### WHAT YOU ARE ASKED TO DO
Find "Read out every word on this page." in the records that follow; print that line and each subsequent line through the last one, verbatim and with nothing added.

[BEGIN]

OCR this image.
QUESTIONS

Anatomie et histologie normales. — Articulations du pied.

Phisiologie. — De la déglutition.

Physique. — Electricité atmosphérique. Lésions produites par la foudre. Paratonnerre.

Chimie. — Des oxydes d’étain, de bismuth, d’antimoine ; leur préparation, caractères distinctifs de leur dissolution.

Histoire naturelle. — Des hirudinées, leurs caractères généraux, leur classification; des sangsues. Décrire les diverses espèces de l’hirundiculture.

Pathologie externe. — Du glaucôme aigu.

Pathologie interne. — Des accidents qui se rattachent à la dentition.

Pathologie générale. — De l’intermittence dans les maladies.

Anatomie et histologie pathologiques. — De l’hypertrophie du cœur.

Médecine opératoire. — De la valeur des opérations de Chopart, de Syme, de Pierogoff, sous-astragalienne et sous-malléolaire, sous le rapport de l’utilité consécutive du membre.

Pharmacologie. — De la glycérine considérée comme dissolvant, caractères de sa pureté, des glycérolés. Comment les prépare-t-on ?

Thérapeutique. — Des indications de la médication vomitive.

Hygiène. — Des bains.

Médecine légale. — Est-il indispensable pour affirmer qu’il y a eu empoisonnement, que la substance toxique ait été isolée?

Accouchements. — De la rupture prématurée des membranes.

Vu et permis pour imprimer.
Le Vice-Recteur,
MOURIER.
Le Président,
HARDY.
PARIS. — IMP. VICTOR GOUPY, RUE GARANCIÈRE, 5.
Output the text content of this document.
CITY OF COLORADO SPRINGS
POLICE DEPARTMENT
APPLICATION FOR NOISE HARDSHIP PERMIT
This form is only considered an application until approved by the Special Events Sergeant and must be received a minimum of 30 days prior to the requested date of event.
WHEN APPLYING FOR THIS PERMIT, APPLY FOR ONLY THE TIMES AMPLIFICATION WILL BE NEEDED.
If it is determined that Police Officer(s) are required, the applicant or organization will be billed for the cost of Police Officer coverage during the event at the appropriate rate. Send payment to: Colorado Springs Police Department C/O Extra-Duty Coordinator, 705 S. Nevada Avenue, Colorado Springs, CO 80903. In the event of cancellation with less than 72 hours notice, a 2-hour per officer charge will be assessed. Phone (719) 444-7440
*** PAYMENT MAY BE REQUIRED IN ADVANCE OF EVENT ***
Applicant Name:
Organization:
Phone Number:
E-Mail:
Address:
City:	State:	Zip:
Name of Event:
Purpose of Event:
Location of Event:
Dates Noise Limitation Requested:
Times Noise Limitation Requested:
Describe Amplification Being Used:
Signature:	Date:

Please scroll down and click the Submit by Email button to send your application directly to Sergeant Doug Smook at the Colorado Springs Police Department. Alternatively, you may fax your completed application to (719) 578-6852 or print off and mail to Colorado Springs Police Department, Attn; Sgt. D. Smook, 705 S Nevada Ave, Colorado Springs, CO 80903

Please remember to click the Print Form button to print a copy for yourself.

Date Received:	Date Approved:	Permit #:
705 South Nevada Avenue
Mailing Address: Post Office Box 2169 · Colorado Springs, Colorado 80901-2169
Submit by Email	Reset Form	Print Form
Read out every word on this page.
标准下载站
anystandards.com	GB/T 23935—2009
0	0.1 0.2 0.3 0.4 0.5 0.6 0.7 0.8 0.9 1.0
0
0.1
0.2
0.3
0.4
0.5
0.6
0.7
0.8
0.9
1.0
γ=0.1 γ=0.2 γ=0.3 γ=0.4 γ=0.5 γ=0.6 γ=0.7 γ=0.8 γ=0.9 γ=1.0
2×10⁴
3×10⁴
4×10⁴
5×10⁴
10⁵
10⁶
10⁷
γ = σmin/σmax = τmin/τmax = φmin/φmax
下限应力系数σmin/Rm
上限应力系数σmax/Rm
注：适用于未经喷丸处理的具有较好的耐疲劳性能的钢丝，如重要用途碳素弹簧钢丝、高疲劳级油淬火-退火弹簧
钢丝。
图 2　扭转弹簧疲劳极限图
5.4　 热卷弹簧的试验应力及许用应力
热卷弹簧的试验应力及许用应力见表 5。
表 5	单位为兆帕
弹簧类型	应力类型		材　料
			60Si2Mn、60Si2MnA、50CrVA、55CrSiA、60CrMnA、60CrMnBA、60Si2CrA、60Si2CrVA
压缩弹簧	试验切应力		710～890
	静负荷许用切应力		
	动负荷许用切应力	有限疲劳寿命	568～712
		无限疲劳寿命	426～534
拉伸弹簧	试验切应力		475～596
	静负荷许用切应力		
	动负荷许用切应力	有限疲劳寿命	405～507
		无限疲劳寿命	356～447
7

[END]

### OUTPUT OF THE EXERCISE
Read out every word on this page.
标准下载站
anystandards.com	GB/T 23935—2009
0	0.1 0.2 0.3 0.4 0.5 0.6 0.7 0.8 0.9 1.0
0
0.1
0.2
0.3
0.4
0.5
0.6
0.7
0.8
0.9
1.0
γ=0.1 γ=0.2 γ=0.3 γ=0.4 γ=0.5 γ=0.6 γ=0.7 γ=0.8 γ=0.9 γ=1.0
2×10⁴
3×10⁴
4×10⁴
5×10⁴
10⁵
10⁶
10⁷
γ = σmin/σmax = τmin/τmax = φmin/φmax
下限应力系数σmin/Rm
上限应力系数σmax/Rm
注：适用于未经喷丸处理的具有较好的耐疲劳性能的钢丝，如重要用途碳素弹簧钢丝、高疲劳级油淬火-退火弹簧
钢丝。
图 2　扭转弹簧疲劳极限图
5.4　 热卷弹簧的试验应力及许用应力
热卷弹簧的试验应力及许用应力见表 5。
表 5	单位为兆帕
弹簧类型	应力类型		材　料
			60Si2Mn、60Si2MnA、50CrVA、55CrSiA、60CrMnA、60CrMnBA、60Si2CrA、60Si2CrVA
压缩弹簧	试验切应力		710～890
	静负荷许用切应力		
	动负荷许用切应力	有限疲劳寿命	568～712
		无限疲劳寿命	426～534
拉伸弹簧	试验切应力		475～596
	静负荷许用切应力		
	动负荷许用切应力	有限疲劳寿命	405～507
		无限疲劳寿命	356～447
7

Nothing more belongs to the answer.